(Data entries)
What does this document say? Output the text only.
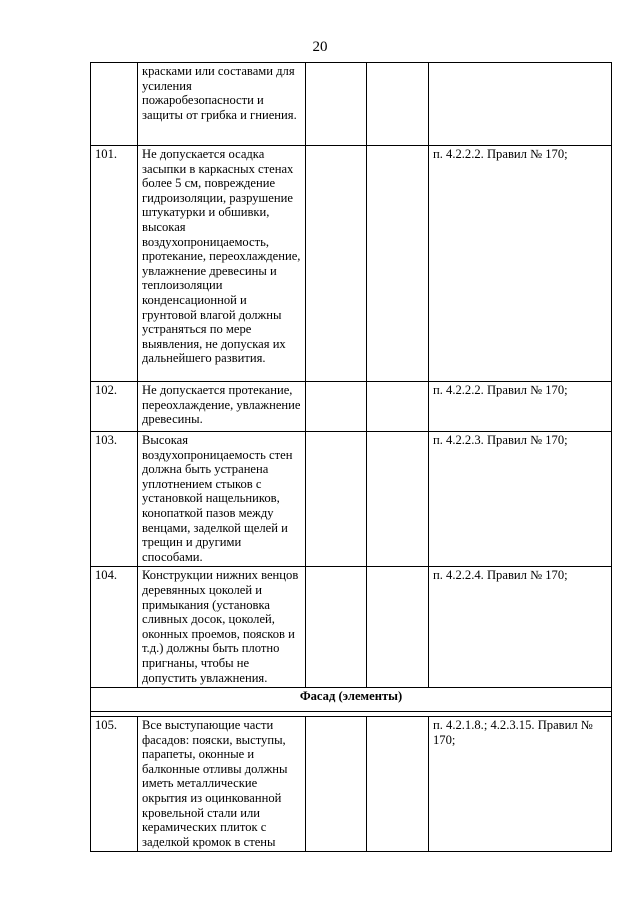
20
	красками или составами для усиления пожаробезопасности и защиты от грибка и гниения.			
101.	Не допускается осадка засыпки в каркасных стенах более 5 см, повреждение гидроизоляции, разрушение штукатурки и обшивки, высокая воздухопроницаемость, протекание, переохлаждение, увлажнение древесины и теплоизоляции конденсационной и грунтовой влагой должны устраняться по мере выявления, не допуская их дальнейшего развития.			п. 4.2.2.2. Правил № 170;
102.	Не допускается протекание, переохлаждение, увлажнение древесины.			п. 4.2.2.2. Правил № 170;
103.	Высокая воздухопроницаемость стен должна быть устранена уплотнением стыков с установкой нащельников, конопаткой пазов между венцами, заделкой щелей и трещин и другими способами.			п. 4.2.2.3. Правил № 170;
104.	Конструкции нижних венцов деревянных цоколей и примыкания (установка сливных досок, цоколей, оконных проемов, поясков и т.д.) должны быть плотно пригнаны, чтобы не допустить увлажнения.			п. 4.2.2.4. Правил № 170;
Фасад (элементы)				

105.	Все выступающие части фасадов: пояски, выступы, парапеты, оконные и балконные отливы должны иметь металлические окрытия из оцинкованной кровельной стали или керамических плиток с заделкой кромок в стены			п. 4.2.1.8.; 4.2.3.15. Правил № 170;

## [Directions for this task]
Leave out the pictures, and give all the records again exactly.

## [Response below]
What does this document say? Output the text only.
20
	красками или составами для усиления пожаробезопасности и защиты от грибка и гниения.			
101.	Не допускается осадка засыпки в каркасных стенах более 5 см, повреждение гидроизоляции, разрушение штукатурки и обшивки, высокая воздухопроницаемость, протекание, переохлаждение, увлажнение древесины и теплоизоляции конденсационной и грунтовой влагой должны устраняться по мере выявления, не допуская их дальнейшего развития.			п. 4.2.2.2. Правил № 170;
102.	Не допускается протекание, переохлаждение, увлажнение древесины.			п. 4.2.2.2. Правил № 170;
103.	Высокая воздухопроницаемость стен должна быть устранена уплотнением стыков с установкой нащельников, конопаткой пазов между венцами, заделкой щелей и трещин и другими способами.			п. 4.2.2.3. Правил № 170;
104.	Конструкции нижних венцов деревянных цоколей и примыкания (установка сливных досок, цоколей, оконных проемов, поясков и т.д.) должны быть плотно пригнаны, чтобы не допустить увлажнения.			п. 4.2.2.4. Правил № 170;
Фасад (элементы)				

105.	Все выступающие части фасадов: пояски, выступы, парапеты, оконные и балконные отливы должны иметь металлические окрытия из оцинкованной кровельной стали или керамических плиток с заделкой кромок в стены			п. 4.2.1.8.; 4.2.3.15. Правил № 170;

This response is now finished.